● **WRITTEN INSTRUCTION**
Filter the entries and keep only the lines where the string "acqua" appears.

___ MATERIAL

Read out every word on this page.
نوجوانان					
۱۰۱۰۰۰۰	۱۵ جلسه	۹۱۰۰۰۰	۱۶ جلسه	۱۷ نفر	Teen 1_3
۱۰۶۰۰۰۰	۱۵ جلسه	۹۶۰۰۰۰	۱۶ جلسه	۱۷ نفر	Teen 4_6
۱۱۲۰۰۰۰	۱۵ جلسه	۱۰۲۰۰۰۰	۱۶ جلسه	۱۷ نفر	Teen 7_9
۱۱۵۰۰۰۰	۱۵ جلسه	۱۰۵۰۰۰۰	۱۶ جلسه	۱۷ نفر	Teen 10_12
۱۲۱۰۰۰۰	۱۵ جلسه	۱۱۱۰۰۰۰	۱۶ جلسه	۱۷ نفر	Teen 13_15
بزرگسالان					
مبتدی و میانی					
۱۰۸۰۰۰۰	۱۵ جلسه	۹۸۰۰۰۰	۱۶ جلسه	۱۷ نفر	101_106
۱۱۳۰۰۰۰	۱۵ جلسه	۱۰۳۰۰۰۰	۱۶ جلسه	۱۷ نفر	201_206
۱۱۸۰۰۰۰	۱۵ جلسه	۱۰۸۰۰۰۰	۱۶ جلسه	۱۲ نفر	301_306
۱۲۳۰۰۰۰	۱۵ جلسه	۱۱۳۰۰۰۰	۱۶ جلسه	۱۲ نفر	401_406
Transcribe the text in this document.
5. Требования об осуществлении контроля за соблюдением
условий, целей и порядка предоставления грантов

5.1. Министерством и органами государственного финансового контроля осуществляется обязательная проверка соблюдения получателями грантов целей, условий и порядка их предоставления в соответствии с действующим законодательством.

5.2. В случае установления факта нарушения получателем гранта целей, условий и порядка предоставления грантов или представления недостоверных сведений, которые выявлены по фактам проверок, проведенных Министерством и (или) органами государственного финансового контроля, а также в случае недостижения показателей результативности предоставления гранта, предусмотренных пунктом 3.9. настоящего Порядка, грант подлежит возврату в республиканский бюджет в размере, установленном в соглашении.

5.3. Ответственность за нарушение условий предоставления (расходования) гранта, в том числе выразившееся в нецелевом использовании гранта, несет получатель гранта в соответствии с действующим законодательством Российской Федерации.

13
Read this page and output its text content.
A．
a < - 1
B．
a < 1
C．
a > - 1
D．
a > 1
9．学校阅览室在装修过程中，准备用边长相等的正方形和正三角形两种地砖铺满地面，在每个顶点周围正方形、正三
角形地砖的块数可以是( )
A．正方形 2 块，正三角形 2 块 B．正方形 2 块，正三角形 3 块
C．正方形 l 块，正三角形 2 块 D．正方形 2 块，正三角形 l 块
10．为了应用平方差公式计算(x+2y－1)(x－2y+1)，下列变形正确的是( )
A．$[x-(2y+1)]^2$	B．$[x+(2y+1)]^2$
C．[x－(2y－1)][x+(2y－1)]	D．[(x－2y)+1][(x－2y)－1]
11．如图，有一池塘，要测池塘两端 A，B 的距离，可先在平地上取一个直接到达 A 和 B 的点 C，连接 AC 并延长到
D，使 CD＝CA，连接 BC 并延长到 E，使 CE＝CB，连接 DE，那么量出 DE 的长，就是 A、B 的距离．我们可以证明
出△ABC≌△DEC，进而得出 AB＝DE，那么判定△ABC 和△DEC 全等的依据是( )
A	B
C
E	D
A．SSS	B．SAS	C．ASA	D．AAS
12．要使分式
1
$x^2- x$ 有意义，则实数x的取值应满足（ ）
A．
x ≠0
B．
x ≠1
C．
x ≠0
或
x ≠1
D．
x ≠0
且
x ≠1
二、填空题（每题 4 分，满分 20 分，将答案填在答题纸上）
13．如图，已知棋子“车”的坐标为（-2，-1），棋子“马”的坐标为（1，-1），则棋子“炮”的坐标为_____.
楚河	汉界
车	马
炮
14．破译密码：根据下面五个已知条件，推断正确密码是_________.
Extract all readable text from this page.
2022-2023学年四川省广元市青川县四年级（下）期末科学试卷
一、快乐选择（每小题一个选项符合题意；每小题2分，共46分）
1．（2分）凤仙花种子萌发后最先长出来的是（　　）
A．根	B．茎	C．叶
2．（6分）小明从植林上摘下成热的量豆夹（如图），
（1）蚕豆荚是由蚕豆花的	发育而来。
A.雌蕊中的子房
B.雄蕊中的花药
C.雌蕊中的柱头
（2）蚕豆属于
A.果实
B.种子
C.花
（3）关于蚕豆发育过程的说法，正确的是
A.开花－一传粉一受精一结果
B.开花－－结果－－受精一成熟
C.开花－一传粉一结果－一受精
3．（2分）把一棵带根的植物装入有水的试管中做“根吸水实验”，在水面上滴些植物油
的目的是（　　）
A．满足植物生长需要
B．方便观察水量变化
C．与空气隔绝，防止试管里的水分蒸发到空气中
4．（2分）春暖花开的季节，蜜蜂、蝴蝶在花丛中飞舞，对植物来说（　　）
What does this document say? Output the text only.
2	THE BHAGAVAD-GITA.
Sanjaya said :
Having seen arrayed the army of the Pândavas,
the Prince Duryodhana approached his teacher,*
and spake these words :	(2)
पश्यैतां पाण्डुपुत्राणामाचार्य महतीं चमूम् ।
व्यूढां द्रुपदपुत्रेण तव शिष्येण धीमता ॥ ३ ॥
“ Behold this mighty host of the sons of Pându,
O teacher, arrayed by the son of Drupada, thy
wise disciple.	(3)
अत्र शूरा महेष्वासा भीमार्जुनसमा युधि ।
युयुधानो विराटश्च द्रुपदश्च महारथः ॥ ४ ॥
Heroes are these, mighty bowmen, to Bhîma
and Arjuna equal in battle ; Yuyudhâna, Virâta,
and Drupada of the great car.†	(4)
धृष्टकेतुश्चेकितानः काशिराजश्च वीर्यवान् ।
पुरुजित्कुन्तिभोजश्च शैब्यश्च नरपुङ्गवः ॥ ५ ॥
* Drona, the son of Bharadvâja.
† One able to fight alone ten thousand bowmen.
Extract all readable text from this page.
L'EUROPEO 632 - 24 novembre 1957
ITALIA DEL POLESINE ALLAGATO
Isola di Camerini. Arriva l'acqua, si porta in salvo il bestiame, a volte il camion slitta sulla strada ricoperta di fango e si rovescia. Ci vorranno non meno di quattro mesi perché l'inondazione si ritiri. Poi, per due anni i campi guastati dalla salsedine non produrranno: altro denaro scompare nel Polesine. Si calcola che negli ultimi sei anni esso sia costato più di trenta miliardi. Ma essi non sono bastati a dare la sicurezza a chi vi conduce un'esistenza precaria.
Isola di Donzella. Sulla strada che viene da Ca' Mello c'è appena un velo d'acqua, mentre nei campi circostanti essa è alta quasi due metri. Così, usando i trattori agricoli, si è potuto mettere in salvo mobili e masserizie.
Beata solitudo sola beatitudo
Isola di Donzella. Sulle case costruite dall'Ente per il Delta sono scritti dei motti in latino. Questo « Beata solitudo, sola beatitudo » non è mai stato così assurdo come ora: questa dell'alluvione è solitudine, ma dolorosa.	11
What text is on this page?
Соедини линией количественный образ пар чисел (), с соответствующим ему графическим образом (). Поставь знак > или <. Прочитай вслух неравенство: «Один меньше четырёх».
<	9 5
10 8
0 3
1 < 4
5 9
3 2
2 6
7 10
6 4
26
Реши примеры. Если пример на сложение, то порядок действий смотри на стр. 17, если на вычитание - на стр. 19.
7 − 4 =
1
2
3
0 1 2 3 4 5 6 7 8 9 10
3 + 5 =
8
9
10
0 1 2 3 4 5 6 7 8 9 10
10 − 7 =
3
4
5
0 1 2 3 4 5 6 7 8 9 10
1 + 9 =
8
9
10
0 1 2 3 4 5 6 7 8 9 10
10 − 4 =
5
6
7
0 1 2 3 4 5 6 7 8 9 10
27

______

● **ANSWER**
Isola di Camerini. Arriva l'acqua, si porta in salvo il bestiame, a volte il camion slitta sulla strada ricoperta di fango e si rovescia. Ci vorranno non meno di quattro mesi perché l'inondazione si ritiri. Poi, per due anni i campi guastati dalla salsedine non produrranno: altro denaro scompare nel Polesine. Si calcola che negli ultimi sei anni esso sia costato più di trenta miliardi. Ma essi non sono bastati a dare la sicurezza a chi vi conduce un'esistenza precaria.
Isola di Donzella. Sulla strada che viene da Ca' Mello c'è appena un velo d'acqua, mentre nei campi circostanti essa è alta quasi due metri. Così, usando i trattori agricoli, si è potuto mettere in salvo mobili e masserizie.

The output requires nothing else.